Exercise goal — Copy out each line that includes the word "this".

Listing —
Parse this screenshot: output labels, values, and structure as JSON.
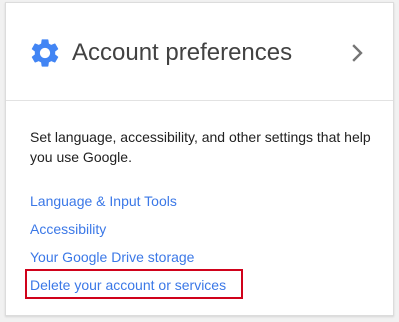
{
  "card": {
    "title": "Account preferences",
    "icon": "gear-icon",
    "chevron_icon": "chevron-right-icon",
    "description": "Set language, accessibility, and other settings that help you use Google.",
    "links": [
      {
        "label": "Language & Input Tools"
      },
      {
        "label": "Accessibility"
      },
      {
        "label": "Your Google Drive storage"
      },
      {
        "label": "Delete your account or services"
      }
    ],
    "highlighted_link_index": 3
  },
  "colors": {
    "gear_icon": "#4285f4",
    "title_text": "#424242",
    "link_text": "#3b78e7",
    "highlight_border": "#d0021b",
    "chevron": "#757575"
  }
}
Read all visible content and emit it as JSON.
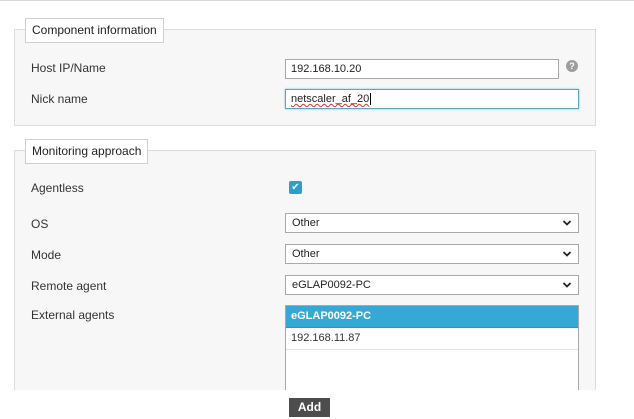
{
  "component_information": {
    "legend": "Component information",
    "host_label": "Host IP/Name",
    "host_value": "192.168.10.20",
    "help_icon": "question-circle-icon",
    "nick_label": "Nick name",
    "nick_value": "netscaler_af_20"
  },
  "monitoring_approach": {
    "legend": "Monitoring approach",
    "agentless_label": "Agentless",
    "agentless_checked": true,
    "os_label": "OS",
    "os_value": "Other",
    "mode_label": "Mode",
    "mode_value": "Other",
    "remote_agent_label": "Remote agent",
    "remote_agent_value": "eGLAP0092-PC",
    "external_agents_label": "External agents",
    "external_agents": [
      {
        "label": "eGLAP0092-PC",
        "selected": true
      },
      {
        "label": "192.168.11.87",
        "selected": false
      }
    ]
  },
  "actions": {
    "add_label": "Add"
  },
  "colors": {
    "accent": "#35a8d6",
    "button": "#4d4d4d"
  }
}
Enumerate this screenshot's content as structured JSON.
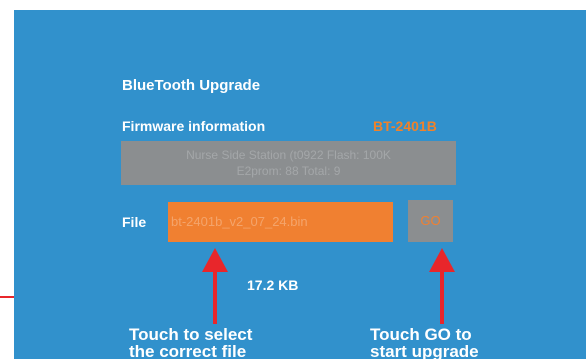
{
  "colors": {
    "background": "#3191cc",
    "accent": "#f08031",
    "panel_gray": "#8b8e90",
    "callout_red": "#e8262b"
  },
  "screen": {
    "title": "BlueTooth Upgrade",
    "firmware_label": "Firmware information",
    "model": "BT-2401B",
    "info_line1": "Nurse Side Station (t0922 Flash: 100K",
    "info_line2": "E2prom: 88 Total: 9",
    "file_label": "File",
    "file_value": "bt-2401b_v2_07_24.bin",
    "go_label": "GO",
    "file_size": "17.2 KB"
  },
  "annotations": {
    "select_caption_line1": "Touch to select",
    "select_caption_line2": "the correct file",
    "go_caption_line1": "Touch GO to",
    "go_caption_line2": "start upgrade"
  }
}
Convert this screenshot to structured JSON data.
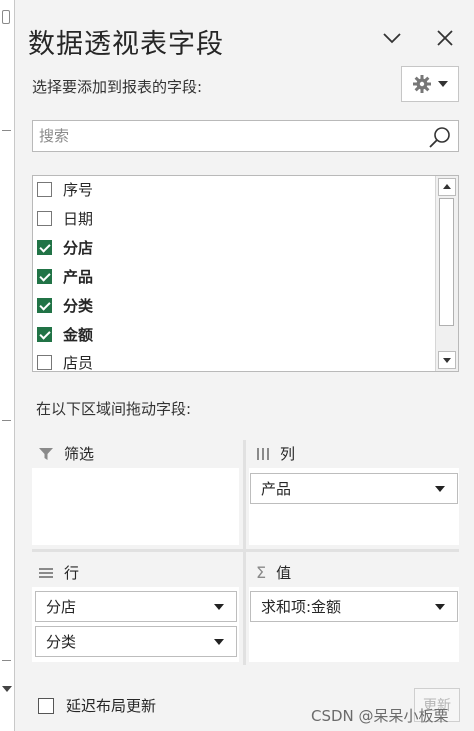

Response to the exercise —
Parse this screenshot: output labels, values, and structure as JSON.
Enumerate this screenshot's content as structured JSON.
Convert this screenshot to structured JSON data.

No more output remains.